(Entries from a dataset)
(begin)
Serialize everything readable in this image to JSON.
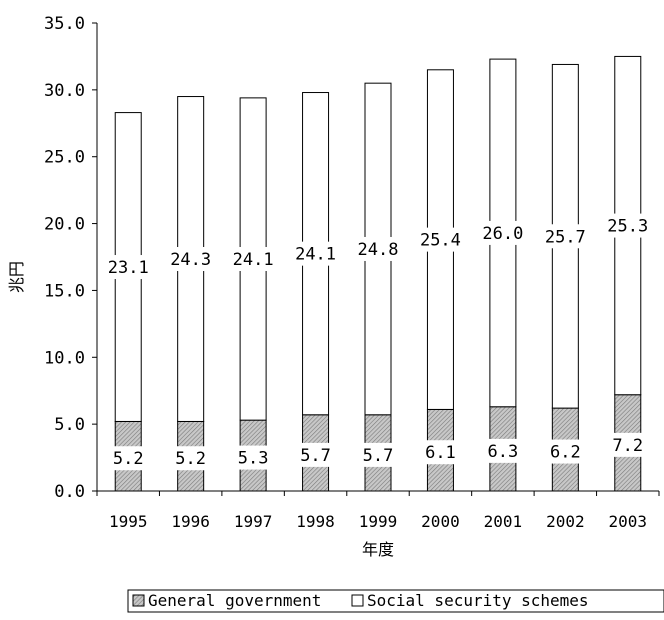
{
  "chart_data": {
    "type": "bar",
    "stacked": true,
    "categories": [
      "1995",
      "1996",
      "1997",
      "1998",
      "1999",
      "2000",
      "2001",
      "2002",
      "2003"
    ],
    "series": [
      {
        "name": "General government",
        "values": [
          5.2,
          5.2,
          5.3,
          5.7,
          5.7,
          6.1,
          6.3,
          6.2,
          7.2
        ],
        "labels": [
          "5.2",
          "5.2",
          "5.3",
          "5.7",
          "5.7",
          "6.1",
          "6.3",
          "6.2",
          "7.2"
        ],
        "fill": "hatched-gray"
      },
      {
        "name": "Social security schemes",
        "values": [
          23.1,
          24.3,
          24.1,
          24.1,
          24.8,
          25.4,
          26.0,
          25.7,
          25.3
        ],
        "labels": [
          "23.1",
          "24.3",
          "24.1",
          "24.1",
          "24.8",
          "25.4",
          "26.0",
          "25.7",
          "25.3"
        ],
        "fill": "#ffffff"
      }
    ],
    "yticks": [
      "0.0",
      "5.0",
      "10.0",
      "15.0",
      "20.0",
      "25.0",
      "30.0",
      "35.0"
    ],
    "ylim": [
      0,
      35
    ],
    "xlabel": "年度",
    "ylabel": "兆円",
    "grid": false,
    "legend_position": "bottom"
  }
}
(end)
_What is needed:_ Pull out each line holding the string "name".

_Task result:_
        "name": "General government",
        "name": "Social security schemes",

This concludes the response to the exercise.